▶ [WRITTEN EXERCISE] Copy out only the span from the line with "Parse this chart and return its data as JSON." to the end of the data, both ends kept, word for word.
-- START RECORDS SHOWN --
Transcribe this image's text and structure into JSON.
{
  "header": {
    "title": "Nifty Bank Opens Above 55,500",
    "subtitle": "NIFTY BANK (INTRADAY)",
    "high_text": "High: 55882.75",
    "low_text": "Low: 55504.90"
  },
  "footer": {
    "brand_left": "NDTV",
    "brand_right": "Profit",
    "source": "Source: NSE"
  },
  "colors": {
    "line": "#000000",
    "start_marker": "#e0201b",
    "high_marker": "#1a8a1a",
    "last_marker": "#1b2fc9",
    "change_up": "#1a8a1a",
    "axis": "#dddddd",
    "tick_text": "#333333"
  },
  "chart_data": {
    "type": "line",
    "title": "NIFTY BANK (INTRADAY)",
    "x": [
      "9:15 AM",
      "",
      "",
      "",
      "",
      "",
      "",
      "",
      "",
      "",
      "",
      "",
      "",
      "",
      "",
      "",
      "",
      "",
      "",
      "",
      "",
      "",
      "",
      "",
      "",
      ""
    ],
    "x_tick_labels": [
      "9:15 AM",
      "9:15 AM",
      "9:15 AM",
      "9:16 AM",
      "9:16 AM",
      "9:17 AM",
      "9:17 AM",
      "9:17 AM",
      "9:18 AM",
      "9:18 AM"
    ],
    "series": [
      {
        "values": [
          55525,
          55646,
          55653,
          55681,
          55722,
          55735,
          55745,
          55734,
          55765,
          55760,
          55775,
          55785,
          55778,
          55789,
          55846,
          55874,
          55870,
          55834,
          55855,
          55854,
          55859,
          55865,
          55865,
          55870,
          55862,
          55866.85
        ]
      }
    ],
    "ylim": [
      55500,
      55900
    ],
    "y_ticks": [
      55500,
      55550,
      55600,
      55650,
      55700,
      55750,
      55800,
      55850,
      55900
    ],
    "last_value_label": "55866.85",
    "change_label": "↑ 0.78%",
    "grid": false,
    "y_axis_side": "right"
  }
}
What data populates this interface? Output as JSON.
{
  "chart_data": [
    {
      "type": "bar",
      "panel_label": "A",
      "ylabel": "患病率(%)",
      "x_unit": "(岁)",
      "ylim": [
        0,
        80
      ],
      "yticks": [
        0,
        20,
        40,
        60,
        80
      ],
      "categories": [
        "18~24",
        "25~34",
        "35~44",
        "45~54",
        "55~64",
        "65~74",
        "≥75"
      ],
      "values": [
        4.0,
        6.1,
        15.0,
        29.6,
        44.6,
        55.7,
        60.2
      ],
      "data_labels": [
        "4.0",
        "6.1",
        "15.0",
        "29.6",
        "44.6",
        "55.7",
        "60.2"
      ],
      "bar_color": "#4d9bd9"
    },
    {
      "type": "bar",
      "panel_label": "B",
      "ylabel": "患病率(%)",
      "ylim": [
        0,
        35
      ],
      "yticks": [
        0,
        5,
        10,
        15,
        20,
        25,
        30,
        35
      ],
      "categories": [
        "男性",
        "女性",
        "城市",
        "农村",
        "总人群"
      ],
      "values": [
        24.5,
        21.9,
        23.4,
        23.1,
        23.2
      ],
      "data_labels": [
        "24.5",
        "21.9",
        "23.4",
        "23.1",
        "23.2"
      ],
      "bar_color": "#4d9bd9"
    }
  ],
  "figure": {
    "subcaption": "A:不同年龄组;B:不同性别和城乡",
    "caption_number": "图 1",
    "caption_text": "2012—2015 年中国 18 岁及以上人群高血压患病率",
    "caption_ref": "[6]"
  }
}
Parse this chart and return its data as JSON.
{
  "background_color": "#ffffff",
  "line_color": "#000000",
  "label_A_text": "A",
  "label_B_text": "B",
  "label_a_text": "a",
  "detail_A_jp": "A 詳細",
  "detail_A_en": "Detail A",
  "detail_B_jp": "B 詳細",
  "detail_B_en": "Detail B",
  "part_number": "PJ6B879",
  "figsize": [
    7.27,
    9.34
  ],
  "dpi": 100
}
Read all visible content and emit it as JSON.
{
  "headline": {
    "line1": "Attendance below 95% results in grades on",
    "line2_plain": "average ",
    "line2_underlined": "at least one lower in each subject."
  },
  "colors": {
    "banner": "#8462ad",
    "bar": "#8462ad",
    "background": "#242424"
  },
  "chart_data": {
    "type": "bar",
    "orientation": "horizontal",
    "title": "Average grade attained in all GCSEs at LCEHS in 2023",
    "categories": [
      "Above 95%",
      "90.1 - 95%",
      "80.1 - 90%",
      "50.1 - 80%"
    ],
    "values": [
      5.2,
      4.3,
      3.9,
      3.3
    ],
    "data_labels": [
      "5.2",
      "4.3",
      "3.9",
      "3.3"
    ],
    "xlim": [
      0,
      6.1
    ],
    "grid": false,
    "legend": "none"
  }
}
-- END RECORDS SHOWN --
▶ [FINAL RESULT]
Parse this chart and return its data as JSON.
{
  "background_color": "#ffffff",
  "line_color": "#000000",
  "label_A_text": "A",
  "label_B_text": "B",
  "label_a_text": "a",
  "detail_A_jp": "A 詳細",
  "detail_A_en": "Detail A",
  "detail_B_jp": "B 詳細",
  "detail_B_en": "Detail B",
  "part_number": "PJ6B879",
  "figsize": [
    7.27,
    9.34
  ],
  "dpi": 100
}
Read all visible content and emit it as JSON.
{
  "headline": {
    "line1": "Attendance below 95% results in grades on",
    "line2_plain": "average ",
    "line2_underlined": "at least one lower in each subject."
  },
  "colors": {
    "banner": "#8462ad",
    "bar": "#8462ad",
    "background": "#242424"
  },
  "chart_data": {
    "type": "bar",
    "orientation": "horizontal",
    "title": "Average grade attained in all GCSEs at LCEHS in 2023",
    "categories": [
      "Above 95%",
      "90.1 - 95%",
      "80.1 - 90%",
      "50.1 - 80%"
    ],
    "values": [
      5.2,
      4.3,
      3.9,
      3.3
    ],
    "data_labels": [
      "5.2",
      "4.3",
      "3.9",
      "3.3"
    ],
    "xlim": [
      0,
      6.1
    ],
    "grid": false,
    "legend": "none"
  }
}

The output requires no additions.